Record extracts
·····
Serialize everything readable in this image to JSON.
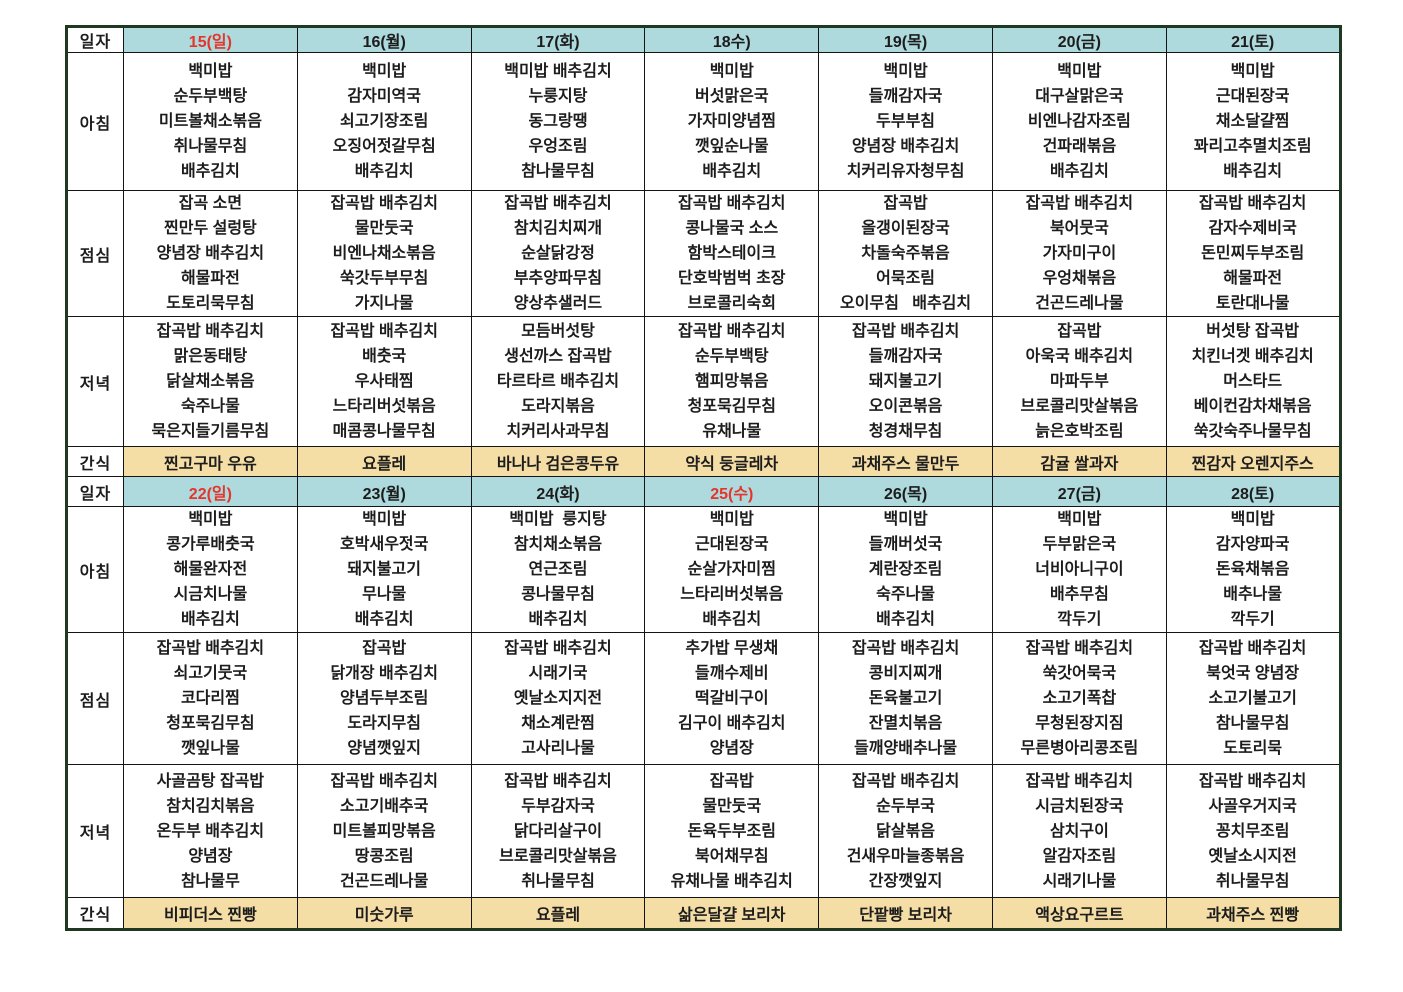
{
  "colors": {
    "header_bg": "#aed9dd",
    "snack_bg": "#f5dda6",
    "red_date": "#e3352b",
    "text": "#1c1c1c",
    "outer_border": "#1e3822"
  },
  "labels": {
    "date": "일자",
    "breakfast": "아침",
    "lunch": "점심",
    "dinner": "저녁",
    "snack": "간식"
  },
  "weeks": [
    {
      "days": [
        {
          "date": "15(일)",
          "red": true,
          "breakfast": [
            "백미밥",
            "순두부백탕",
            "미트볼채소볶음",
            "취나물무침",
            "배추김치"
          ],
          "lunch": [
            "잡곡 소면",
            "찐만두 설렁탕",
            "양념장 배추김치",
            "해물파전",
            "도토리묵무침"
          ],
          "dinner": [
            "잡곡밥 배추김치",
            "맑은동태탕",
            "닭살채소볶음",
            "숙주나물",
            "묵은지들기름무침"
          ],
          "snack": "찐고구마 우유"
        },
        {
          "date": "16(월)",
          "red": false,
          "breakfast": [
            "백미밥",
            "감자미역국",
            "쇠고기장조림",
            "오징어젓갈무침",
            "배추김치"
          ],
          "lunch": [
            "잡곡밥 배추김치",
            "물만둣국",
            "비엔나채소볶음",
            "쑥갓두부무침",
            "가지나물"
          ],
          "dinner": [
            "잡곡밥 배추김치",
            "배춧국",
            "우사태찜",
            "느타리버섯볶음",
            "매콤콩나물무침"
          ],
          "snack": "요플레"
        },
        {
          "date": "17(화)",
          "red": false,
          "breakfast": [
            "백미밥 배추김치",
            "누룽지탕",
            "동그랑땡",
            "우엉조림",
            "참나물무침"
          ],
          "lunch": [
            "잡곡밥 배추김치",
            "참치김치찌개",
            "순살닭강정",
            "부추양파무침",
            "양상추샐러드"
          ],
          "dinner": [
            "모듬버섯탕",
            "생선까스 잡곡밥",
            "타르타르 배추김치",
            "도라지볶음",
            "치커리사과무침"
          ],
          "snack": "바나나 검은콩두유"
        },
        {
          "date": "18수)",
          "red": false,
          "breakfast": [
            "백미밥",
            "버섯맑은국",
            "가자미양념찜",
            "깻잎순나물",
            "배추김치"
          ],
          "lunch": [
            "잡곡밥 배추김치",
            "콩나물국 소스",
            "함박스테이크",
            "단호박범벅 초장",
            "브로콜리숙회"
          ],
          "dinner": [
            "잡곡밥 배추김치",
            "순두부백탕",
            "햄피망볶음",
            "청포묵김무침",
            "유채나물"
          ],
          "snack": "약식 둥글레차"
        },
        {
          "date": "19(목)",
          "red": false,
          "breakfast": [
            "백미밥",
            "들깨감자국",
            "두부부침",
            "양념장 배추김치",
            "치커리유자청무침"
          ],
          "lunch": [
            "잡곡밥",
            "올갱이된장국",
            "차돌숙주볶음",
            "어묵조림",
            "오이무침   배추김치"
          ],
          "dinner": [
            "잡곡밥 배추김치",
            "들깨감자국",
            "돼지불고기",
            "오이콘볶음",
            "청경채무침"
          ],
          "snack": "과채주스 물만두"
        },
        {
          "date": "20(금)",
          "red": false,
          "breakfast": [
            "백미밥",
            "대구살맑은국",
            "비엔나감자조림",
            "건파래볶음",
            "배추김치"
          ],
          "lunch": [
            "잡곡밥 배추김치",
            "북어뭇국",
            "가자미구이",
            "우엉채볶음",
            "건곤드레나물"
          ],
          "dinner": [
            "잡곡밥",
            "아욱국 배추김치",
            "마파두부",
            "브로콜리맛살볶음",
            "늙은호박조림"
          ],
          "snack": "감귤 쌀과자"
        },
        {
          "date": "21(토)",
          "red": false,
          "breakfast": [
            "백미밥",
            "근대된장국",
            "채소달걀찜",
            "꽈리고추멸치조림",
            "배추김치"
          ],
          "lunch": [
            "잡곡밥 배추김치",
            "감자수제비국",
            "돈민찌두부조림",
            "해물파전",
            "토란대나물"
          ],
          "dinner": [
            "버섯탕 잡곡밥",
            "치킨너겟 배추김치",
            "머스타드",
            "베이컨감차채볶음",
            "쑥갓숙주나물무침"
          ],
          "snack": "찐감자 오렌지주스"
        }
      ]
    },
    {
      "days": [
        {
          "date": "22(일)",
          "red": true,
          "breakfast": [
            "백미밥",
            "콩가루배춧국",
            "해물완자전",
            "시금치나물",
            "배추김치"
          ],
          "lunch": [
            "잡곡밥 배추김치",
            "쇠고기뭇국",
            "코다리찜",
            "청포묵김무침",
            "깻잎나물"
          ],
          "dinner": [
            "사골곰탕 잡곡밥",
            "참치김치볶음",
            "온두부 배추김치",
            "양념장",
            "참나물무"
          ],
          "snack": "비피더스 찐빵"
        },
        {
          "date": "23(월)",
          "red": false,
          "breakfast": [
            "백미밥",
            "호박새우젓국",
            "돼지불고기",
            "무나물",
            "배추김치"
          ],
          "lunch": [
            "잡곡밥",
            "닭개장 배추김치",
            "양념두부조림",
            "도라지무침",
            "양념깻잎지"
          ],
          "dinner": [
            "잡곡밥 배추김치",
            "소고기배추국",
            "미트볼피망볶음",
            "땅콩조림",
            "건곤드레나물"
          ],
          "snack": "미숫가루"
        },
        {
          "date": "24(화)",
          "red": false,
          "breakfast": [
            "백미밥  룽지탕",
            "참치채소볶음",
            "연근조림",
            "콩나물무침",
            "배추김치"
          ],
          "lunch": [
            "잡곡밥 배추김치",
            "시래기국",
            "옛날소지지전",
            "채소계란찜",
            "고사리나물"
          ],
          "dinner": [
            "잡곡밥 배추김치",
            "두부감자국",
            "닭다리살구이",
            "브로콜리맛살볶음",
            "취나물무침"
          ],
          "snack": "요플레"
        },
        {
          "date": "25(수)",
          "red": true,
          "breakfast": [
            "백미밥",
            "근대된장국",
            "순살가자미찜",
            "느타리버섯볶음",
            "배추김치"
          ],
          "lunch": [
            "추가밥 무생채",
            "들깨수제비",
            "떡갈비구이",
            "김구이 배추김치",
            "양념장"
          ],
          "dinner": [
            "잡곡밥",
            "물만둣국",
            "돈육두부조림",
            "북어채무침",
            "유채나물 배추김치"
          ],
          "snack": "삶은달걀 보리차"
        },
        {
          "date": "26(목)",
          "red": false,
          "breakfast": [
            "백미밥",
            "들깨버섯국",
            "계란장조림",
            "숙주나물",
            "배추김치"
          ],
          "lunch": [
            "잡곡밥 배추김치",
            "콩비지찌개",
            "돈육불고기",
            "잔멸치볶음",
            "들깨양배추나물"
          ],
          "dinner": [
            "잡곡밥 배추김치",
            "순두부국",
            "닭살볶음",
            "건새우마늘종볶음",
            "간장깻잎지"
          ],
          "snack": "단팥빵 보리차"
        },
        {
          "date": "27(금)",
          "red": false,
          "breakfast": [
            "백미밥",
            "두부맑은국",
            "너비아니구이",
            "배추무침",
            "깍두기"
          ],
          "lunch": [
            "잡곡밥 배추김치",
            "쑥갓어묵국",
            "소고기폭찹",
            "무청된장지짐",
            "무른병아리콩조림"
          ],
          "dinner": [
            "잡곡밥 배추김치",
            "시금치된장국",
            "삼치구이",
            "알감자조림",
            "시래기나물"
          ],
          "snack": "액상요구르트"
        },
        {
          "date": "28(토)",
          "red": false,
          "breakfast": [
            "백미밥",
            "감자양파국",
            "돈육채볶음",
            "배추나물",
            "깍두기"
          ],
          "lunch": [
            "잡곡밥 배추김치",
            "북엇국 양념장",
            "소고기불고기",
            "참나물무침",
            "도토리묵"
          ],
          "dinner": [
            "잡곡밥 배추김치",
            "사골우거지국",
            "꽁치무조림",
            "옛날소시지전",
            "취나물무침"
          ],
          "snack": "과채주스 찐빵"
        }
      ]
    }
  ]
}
·····
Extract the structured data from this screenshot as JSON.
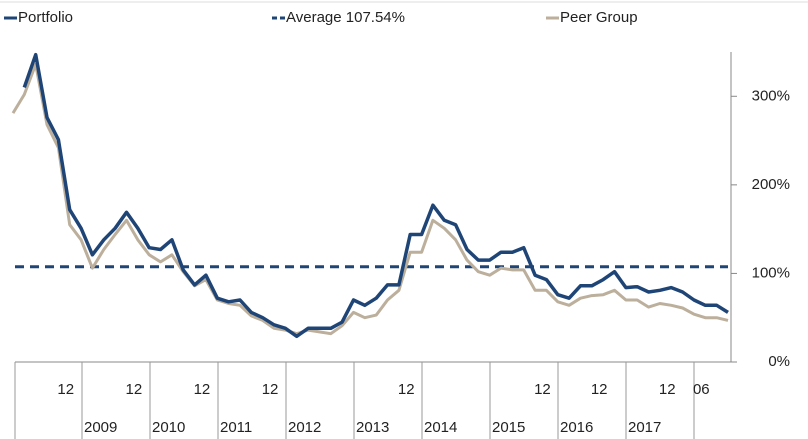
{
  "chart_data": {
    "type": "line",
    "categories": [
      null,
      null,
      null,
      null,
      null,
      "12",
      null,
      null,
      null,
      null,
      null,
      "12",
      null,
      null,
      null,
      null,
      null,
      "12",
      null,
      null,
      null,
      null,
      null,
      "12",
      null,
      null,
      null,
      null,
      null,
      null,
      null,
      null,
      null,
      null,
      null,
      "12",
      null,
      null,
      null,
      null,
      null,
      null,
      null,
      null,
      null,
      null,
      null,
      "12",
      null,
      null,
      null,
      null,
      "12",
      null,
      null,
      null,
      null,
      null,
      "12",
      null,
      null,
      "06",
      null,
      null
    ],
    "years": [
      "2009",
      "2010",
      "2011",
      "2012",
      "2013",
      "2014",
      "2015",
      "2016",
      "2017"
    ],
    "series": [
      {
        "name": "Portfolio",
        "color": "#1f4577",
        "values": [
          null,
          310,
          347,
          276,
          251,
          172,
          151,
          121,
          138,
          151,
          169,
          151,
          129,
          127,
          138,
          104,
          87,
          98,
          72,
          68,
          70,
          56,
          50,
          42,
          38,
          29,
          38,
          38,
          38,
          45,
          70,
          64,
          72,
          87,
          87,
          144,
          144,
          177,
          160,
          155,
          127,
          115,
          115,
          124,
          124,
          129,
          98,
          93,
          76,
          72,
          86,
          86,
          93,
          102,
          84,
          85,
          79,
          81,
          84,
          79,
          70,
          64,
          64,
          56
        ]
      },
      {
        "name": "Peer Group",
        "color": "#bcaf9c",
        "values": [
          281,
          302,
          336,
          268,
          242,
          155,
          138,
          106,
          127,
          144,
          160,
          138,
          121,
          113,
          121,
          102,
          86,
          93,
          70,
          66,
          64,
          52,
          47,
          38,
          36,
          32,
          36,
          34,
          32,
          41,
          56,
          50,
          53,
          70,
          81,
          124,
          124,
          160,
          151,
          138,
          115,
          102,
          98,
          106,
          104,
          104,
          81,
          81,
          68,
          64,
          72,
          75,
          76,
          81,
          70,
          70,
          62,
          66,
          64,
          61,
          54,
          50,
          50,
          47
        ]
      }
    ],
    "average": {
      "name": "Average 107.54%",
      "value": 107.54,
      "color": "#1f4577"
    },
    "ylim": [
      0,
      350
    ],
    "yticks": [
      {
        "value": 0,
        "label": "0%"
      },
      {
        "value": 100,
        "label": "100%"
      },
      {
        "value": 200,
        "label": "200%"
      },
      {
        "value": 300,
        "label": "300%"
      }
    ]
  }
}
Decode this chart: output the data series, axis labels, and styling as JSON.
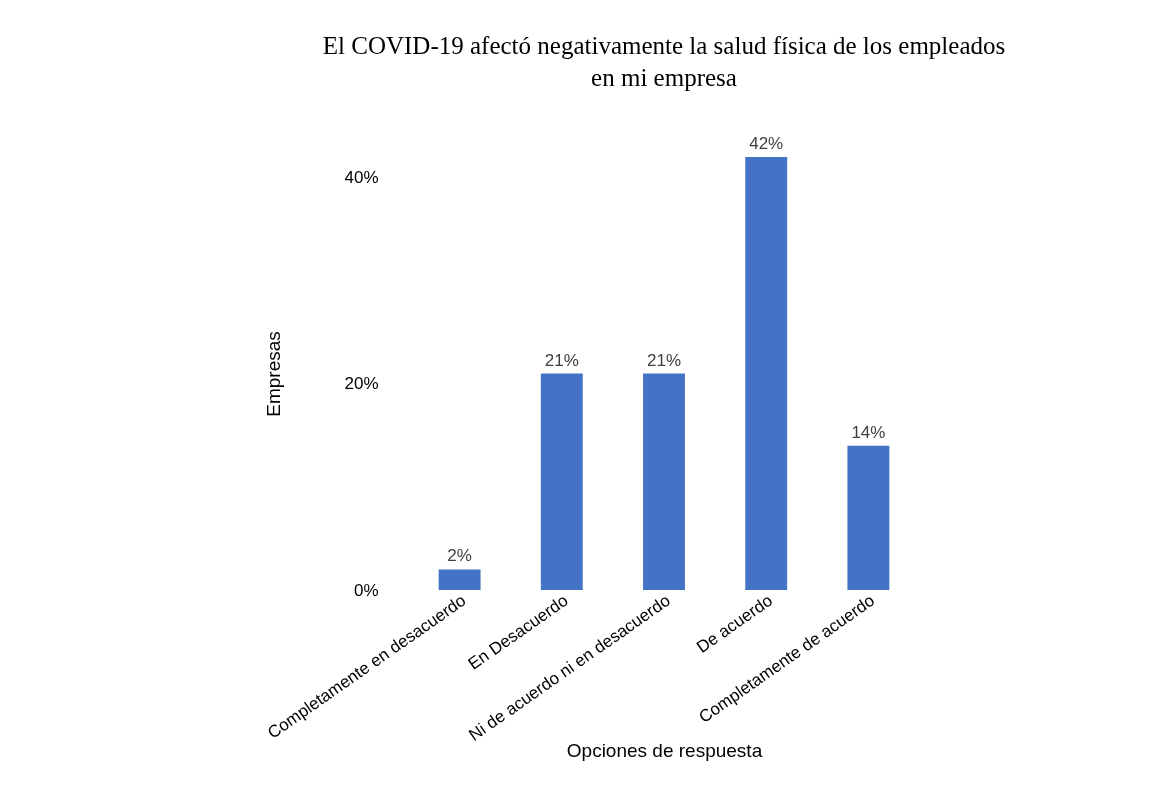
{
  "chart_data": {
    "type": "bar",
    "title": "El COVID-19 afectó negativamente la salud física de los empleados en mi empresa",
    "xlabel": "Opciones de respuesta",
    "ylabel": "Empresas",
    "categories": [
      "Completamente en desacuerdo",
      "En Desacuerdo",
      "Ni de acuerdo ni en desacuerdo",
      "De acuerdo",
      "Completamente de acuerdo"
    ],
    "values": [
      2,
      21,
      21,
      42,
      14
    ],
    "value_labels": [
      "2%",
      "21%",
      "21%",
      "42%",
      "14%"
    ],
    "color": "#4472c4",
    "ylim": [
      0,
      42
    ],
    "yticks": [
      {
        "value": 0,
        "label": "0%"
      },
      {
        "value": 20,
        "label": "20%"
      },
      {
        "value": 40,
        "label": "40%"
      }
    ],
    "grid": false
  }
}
·····
Work to do
Every line containing the string "JSON" must be listed.

The answer
Serialize everything readable in this image to JSON.
Extract the structured data from this screenshot as JSON.
Decode this chart: output the data series, axis labels, and styling as JSON.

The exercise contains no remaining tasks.